++++ Material provided
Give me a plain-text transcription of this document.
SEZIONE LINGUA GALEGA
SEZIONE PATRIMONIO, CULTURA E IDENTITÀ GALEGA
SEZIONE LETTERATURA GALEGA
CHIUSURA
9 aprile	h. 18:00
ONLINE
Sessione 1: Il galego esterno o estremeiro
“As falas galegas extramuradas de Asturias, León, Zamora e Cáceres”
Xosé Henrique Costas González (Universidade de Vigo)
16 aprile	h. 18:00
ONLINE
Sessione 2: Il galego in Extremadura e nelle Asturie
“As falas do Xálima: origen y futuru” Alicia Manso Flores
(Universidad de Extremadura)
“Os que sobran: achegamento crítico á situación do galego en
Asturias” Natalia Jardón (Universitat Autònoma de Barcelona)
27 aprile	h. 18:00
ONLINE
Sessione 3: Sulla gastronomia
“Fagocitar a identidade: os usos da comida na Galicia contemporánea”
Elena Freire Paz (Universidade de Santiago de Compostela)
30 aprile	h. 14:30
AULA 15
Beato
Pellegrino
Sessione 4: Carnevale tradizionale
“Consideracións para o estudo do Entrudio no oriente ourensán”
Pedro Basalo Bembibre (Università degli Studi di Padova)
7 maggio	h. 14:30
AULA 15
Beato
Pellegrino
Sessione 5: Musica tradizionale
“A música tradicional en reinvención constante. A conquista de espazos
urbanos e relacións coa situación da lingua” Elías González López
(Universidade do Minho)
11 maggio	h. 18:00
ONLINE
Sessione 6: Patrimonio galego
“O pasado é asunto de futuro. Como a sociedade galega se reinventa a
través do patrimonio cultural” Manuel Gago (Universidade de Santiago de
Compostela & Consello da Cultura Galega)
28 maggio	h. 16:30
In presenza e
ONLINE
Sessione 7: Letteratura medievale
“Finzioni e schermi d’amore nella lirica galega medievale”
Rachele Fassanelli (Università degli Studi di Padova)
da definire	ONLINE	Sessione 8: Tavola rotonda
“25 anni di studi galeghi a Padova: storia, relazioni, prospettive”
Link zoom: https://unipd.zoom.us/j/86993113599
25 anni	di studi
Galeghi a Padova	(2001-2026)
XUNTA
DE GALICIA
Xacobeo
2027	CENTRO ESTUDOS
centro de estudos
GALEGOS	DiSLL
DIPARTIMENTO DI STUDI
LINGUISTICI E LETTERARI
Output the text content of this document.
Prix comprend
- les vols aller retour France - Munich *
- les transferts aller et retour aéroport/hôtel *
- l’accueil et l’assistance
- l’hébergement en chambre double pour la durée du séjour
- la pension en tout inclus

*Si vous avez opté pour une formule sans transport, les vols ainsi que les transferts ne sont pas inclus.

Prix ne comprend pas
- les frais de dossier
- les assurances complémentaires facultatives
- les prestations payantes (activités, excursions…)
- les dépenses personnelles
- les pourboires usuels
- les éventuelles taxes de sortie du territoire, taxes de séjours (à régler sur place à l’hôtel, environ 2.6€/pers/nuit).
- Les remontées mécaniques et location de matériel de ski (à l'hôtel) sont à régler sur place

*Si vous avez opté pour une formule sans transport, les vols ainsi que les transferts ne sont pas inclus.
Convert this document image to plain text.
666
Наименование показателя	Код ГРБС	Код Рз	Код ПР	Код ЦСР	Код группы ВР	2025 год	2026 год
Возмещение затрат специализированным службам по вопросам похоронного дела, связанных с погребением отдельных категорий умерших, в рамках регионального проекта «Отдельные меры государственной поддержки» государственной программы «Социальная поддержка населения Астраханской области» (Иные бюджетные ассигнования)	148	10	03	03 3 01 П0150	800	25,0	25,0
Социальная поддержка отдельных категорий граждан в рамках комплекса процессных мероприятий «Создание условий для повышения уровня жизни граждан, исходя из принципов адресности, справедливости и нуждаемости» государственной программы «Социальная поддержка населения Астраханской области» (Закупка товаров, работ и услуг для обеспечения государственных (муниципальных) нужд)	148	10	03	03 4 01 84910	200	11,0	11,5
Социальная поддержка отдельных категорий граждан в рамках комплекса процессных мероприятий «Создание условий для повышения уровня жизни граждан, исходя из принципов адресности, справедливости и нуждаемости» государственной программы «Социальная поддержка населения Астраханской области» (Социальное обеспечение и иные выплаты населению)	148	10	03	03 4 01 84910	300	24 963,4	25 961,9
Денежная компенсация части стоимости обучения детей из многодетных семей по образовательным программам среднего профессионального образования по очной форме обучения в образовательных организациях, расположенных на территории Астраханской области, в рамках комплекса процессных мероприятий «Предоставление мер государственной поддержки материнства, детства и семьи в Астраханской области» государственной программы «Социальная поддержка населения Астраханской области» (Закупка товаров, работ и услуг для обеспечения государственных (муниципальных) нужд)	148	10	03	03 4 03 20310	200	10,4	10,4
++++++++
#### What the exercise asks
Identify the lines above with the word "Закупка". Copy them.

#### Output
Социальная поддержка отдельных категорий граждан в рамках комплекса процессных мероприятий «Создание условий для повышения уровня жизни граждан, исходя из принципов адресности, справедливости и нуждаемости» государственной программы «Социальная поддержка населения Астраханской области» (Закупка товаров, работ и услуг для обеспечения государственных (муниципальных) нужд)	148	10	03	03 4 01 84910	200	11,0	11,5
Денежная компенсация части стоимости обучения детей из многодетных семей по образовательным программам среднего профессионального образования по очной форме обучения в образовательных организациях, расположенных на территории Астраханской области, в рамках комплекса процессных мероприятий «Предоставление мер государственной поддержки материнства, детства и семьи в Астраханской области» государственной программы «Социальная поддержка населения Астраханской области» (Закупка товаров, работ и услуг для обеспечения государственных (муниципальных) нужд)	148	10	03	03 4 03 20310	200	10,4	10,4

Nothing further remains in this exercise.